Repeat the lines below exactly as they appear, but leave out the images.

::::::::

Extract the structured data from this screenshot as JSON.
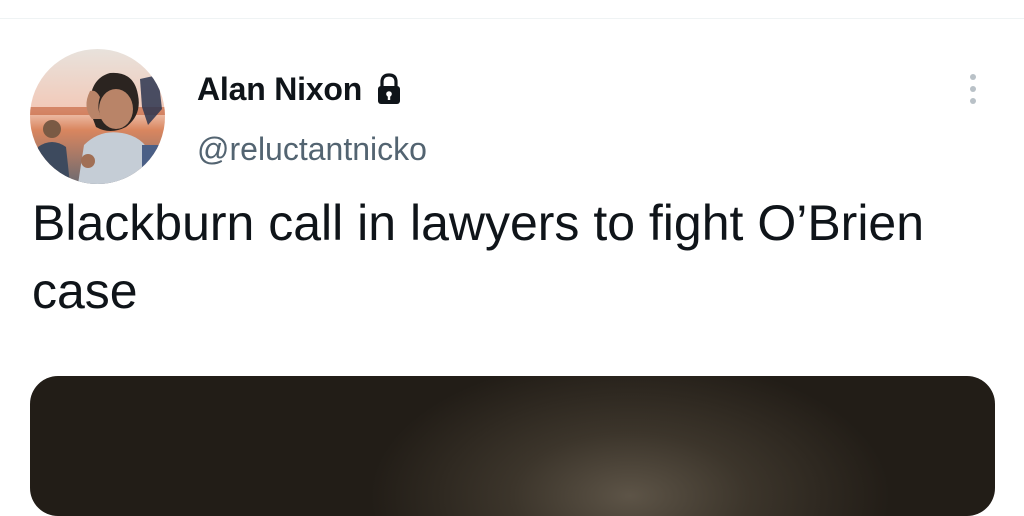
{
  "tweet": {
    "author": {
      "name": "Alan Nixon",
      "handle": "@reluctantnicko",
      "protected_icon": "lock-icon",
      "avatar": "profile-photo"
    },
    "more_icon": "more-vertical-icon",
    "text": "Blackburn call in lawyers to fight O’Brien case",
    "media": {
      "type": "photo"
    }
  },
  "colors": {
    "name_text": "#0f1419",
    "secondary_text": "#536471",
    "divider": "#eff3f4",
    "background": "#ffffff",
    "media_dark": "#221d17"
  }
}
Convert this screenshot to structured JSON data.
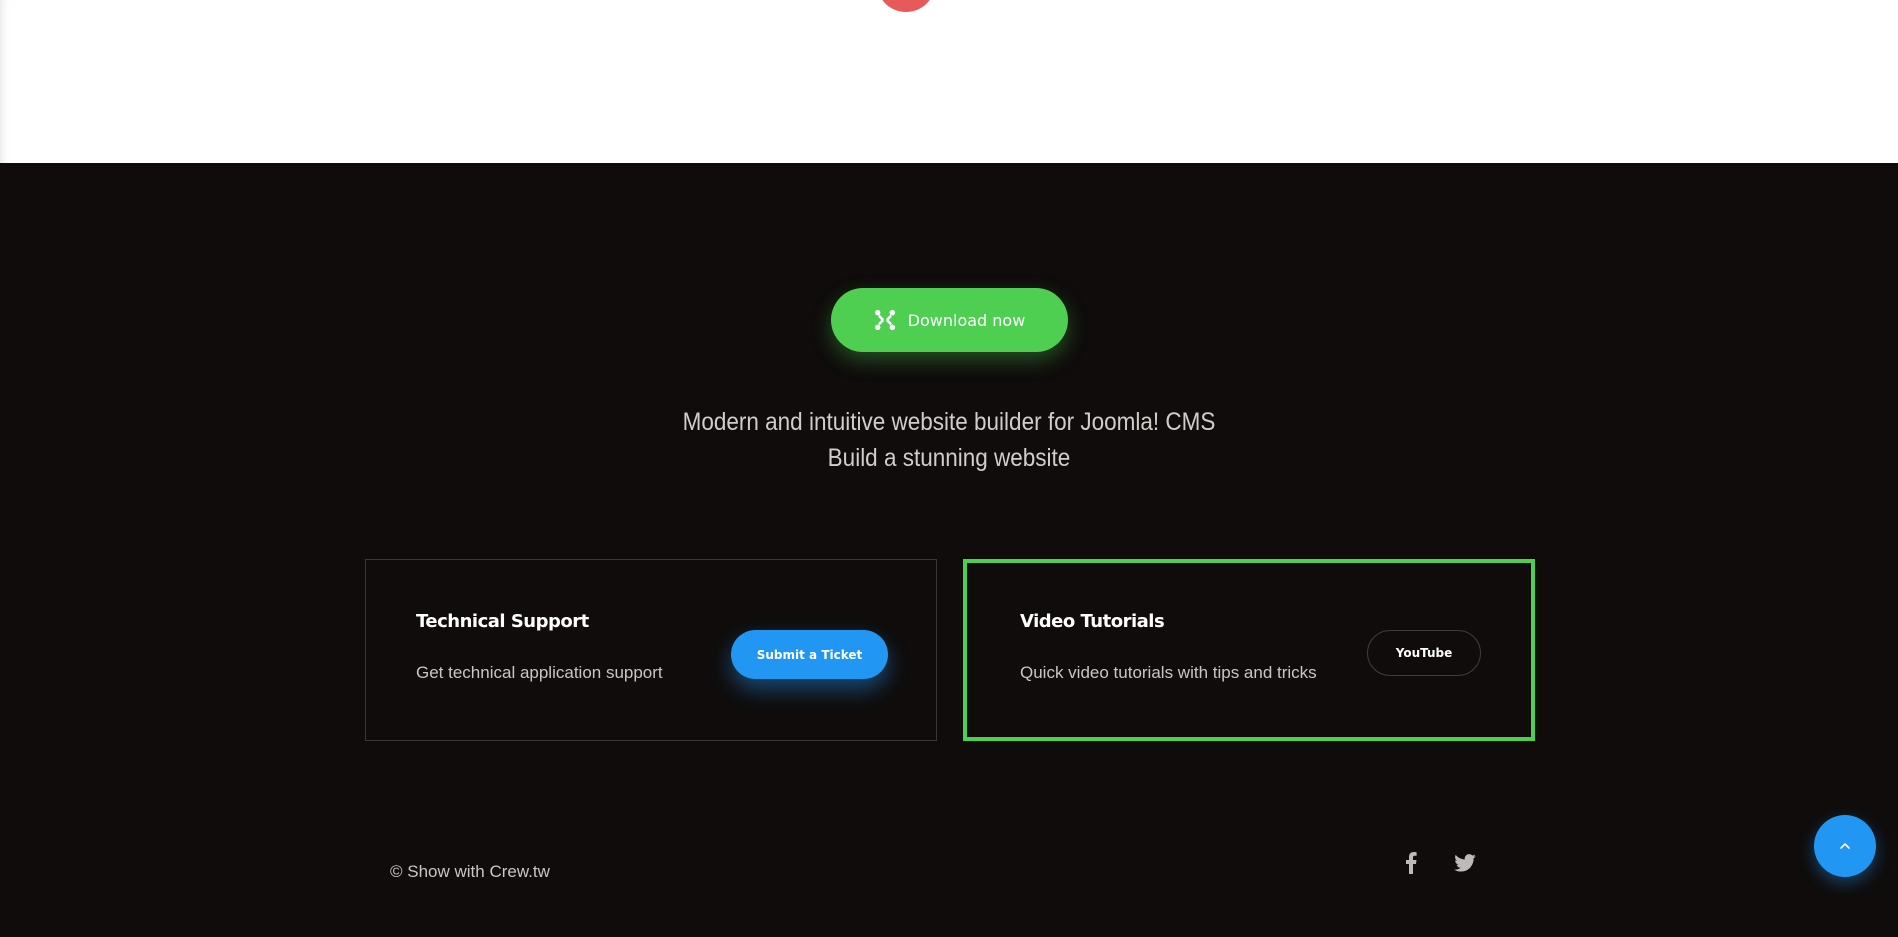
{
  "hero": {
    "download_label": "Download now",
    "tagline_line1": "Modern and intuitive website builder for Joomla! CMS",
    "tagline_line2": "Build a stunning website"
  },
  "support_card": {
    "title": "Technical Support",
    "description": "Get technical application support",
    "button_label": "Submit a Ticket"
  },
  "video_card": {
    "title": "Video Tutorials",
    "description": "Quick video tutorials with tips and tricks",
    "button_label": "YouTube"
  },
  "footer": {
    "copyright": "© Show with Crew.tw"
  },
  "icons": {
    "download": "joomla-icon",
    "facebook": "facebook-icon",
    "twitter": "twitter-icon",
    "back_to_top": "chevron-up-icon"
  },
  "colors": {
    "accent_green": "#4ecf51",
    "accent_blue": "#2196f3",
    "accent_red": "#e85a5a",
    "background_dark": "#0f0c0b"
  }
}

::::::::

> Exercise answer
Extract the structured data from this screenshot as JSON.
{
  "tweet": {
    "author": {
      "name": "Alan Nixon",
      "handle": "@reluctantnicko",
      "protected_icon": "lock-icon",
      "avatar": "profile-photo"
    },
    "more_icon": "more-vertical-icon",
    "text": "Blackburn call in lawyers to fight O’Brien case",
    "media": {
      "type": "photo"
    }
  },
  "colors": {
    "name_text": "#0f1419",
    "secondary_text": "#536471",
    "divider": "#eff3f4",
    "background": "#ffffff",
    "media_dark": "#221d17"
  }
}
Convert this screenshot to structured JSON data.
{
  "hero": {
    "download_label": "Download now",
    "tagline_line1": "Modern and intuitive website builder for Joomla! CMS",
    "tagline_line2": "Build a stunning website"
  },
  "support_card": {
    "title": "Technical Support",
    "description": "Get technical application support",
    "button_label": "Submit a Ticket"
  },
  "video_card": {
    "title": "Video Tutorials",
    "description": "Quick video tutorials with tips and tricks",
    "button_label": "YouTube"
  },
  "footer": {
    "copyright": "© Show with Crew.tw"
  },
  "icons": {
    "download": "joomla-icon",
    "facebook": "facebook-icon",
    "twitter": "twitter-icon",
    "back_to_top": "chevron-up-icon"
  },
  "colors": {
    "accent_green": "#4ecf51",
    "accent_blue": "#2196f3",
    "accent_red": "#e85a5a",
    "background_dark": "#0f0c0b"
  }
}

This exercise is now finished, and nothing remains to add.